(Data entries)
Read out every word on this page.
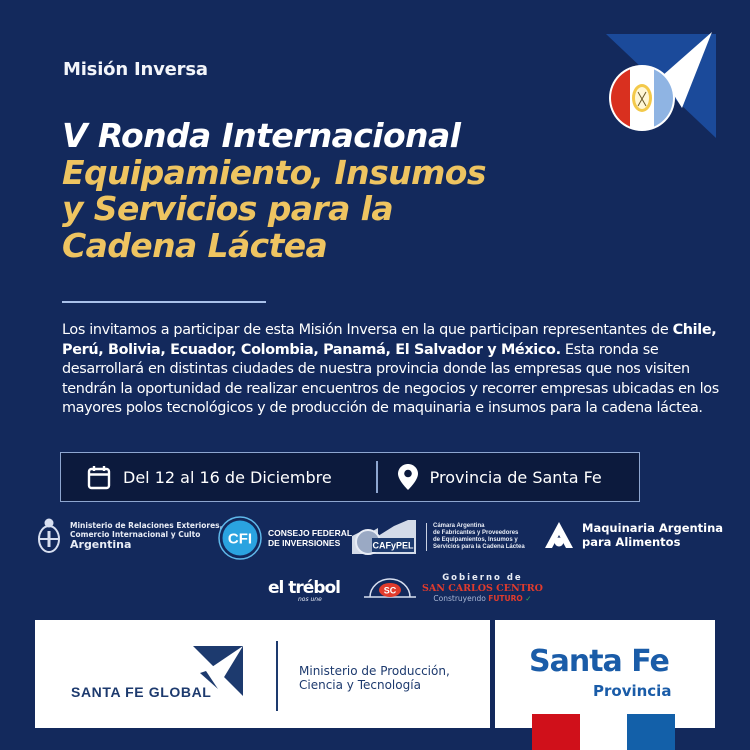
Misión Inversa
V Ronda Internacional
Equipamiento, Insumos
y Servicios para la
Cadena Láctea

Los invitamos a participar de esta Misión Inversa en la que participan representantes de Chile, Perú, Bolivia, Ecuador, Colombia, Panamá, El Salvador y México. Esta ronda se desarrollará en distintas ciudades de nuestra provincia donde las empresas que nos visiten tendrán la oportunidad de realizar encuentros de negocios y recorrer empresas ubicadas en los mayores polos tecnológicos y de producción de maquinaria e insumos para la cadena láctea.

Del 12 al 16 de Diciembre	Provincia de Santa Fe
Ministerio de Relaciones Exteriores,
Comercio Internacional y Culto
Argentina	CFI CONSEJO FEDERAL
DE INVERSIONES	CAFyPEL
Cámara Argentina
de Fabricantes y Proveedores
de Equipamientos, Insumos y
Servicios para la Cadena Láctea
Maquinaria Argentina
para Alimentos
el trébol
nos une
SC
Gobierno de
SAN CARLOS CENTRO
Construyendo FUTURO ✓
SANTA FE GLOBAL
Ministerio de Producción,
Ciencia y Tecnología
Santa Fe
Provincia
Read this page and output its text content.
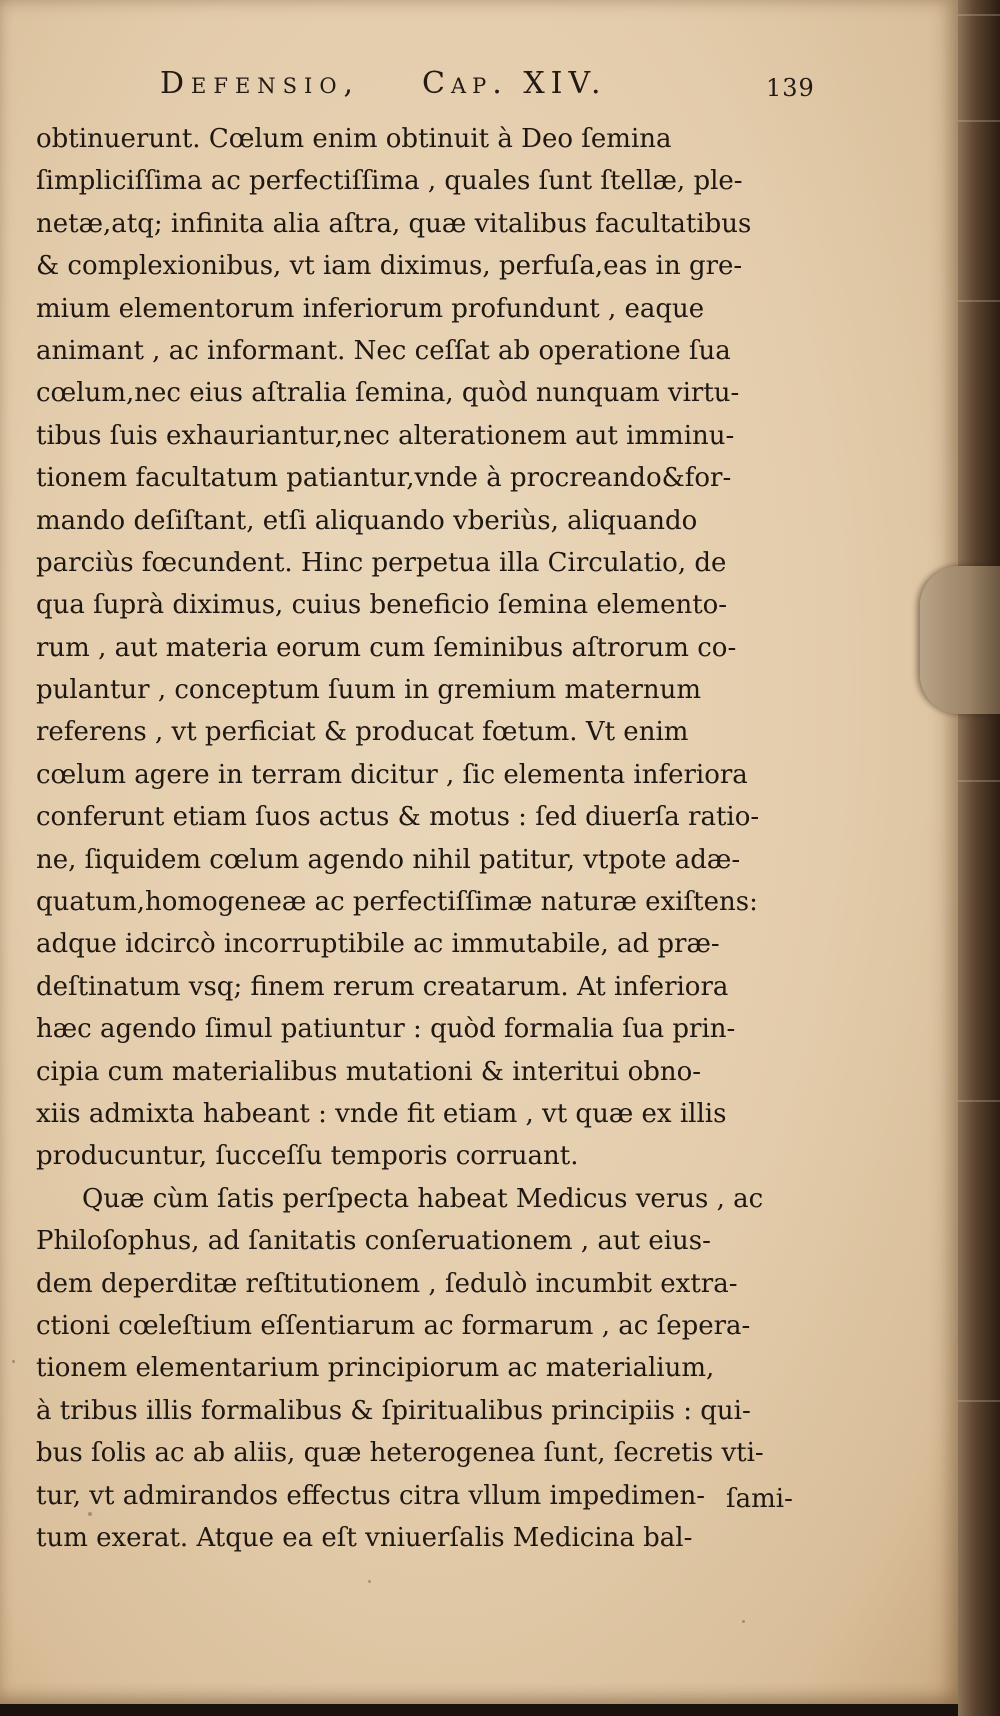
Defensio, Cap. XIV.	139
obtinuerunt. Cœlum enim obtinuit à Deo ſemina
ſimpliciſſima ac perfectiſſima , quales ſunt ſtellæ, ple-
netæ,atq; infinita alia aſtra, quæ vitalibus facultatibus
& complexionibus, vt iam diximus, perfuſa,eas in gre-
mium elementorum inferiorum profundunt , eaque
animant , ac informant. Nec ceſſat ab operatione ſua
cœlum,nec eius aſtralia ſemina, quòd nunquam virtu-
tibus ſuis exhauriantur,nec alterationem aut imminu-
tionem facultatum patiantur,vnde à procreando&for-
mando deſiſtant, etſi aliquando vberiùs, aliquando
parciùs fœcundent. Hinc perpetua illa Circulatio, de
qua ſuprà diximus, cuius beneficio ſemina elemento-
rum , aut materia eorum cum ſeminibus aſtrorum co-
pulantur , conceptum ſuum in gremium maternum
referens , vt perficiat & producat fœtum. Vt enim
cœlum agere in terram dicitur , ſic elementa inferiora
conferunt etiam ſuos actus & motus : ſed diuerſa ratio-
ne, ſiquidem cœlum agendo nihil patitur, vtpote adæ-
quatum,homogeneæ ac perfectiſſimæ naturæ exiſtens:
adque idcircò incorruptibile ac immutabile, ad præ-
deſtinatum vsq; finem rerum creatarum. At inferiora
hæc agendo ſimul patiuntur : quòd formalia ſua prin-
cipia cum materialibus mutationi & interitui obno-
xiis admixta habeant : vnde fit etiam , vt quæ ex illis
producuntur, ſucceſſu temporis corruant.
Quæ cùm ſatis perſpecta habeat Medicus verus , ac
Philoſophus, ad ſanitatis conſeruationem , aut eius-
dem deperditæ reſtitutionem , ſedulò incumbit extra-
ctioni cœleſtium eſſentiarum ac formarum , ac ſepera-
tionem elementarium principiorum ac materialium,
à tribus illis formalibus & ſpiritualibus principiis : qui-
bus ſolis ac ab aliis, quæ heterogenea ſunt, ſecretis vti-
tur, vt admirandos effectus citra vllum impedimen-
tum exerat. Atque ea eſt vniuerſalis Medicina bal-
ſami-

- _DIRECTIONS FOR THIS TASK_
Transcribe the records above exactly as they appear, leaving out any pictures.

- _RESULT_
Read out every word on this page.
Misión Inversa
V Ronda Internacional
Equipamiento, Insumos
y Servicios para la
Cadena Láctea

Los invitamos a participar de esta Misión Inversa en la que participan representantes de Chile, Perú, Bolivia, Ecuador, Colombia, Panamá, El Salvador y México. Esta ronda se desarrollará en distintas ciudades de nuestra provincia donde las empresas que nos visiten tendrán la oportunidad de realizar encuentros de negocios y recorrer empresas ubicadas en los mayores polos tecnológicos y de producción de maquinaria e insumos para la cadena láctea.

Del 12 al 16 de Diciembre	Provincia de Santa Fe
Ministerio de Relaciones Exteriores,
Comercio Internacional y Culto
Argentina	CFI CONSEJO FEDERAL
DE INVERSIONES	CAFyPEL
Cámara Argentina
de Fabricantes y Proveedores
de Equipamientos, Insumos y
Servicios para la Cadena Láctea
Maquinaria Argentina
para Alimentos
el trébol
nos une
SC
Gobierno de
SAN CARLOS CENTRO
Construyendo FUTURO ✓
SANTA FE GLOBAL
Ministerio de Producción,
Ciencia y Tecnología
Santa Fe
Provincia
Read this page and output its text content.
Defensio, Cap. XIV.	139
obtinuerunt. Cœlum enim obtinuit à Deo ſemina
ſimpliciſſima ac perfectiſſima , quales ſunt ſtellæ, ple-
netæ,atq; infinita alia aſtra, quæ vitalibus facultatibus
& complexionibus, vt iam diximus, perfuſa,eas in gre-
mium elementorum inferiorum profundunt , eaque
animant , ac informant. Nec ceſſat ab operatione ſua
cœlum,nec eius aſtralia ſemina, quòd nunquam virtu-
tibus ſuis exhauriantur,nec alterationem aut imminu-
tionem facultatum patiantur,vnde à procreando&for-
mando deſiſtant, etſi aliquando vberiùs, aliquando
parciùs fœcundent. Hinc perpetua illa Circulatio, de
qua ſuprà diximus, cuius beneficio ſemina elemento-
rum , aut materia eorum cum ſeminibus aſtrorum co-
pulantur , conceptum ſuum in gremium maternum
referens , vt perficiat & producat fœtum. Vt enim
cœlum agere in terram dicitur , ſic elementa inferiora
conferunt etiam ſuos actus & motus : ſed diuerſa ratio-
ne, ſiquidem cœlum agendo nihil patitur, vtpote adæ-
quatum,homogeneæ ac perfectiſſimæ naturæ exiſtens:
adque idcircò incorruptibile ac immutabile, ad præ-
deſtinatum vsq; finem rerum creatarum. At inferiora
hæc agendo ſimul patiuntur : quòd formalia ſua prin-
cipia cum materialibus mutationi & interitui obno-
xiis admixta habeant : vnde fit etiam , vt quæ ex illis
producuntur, ſucceſſu temporis corruant.
Quæ cùm ſatis perſpecta habeat Medicus verus , ac
Philoſophus, ad ſanitatis conſeruationem , aut eius-
dem deperditæ reſtitutionem , ſedulò incumbit extra-
ctioni cœleſtium eſſentiarum ac formarum , ac ſepera-
tionem elementarium principiorum ac materialium,
à tribus illis formalibus & ſpiritualibus principiis : qui-
bus ſolis ac ab aliis, quæ heterogenea ſunt, ſecretis vti-
tur, vt admirandos effectus citra vllum impedimen-
tum exerat. Atque ea eſt vniuerſalis Medicina bal-
ſami-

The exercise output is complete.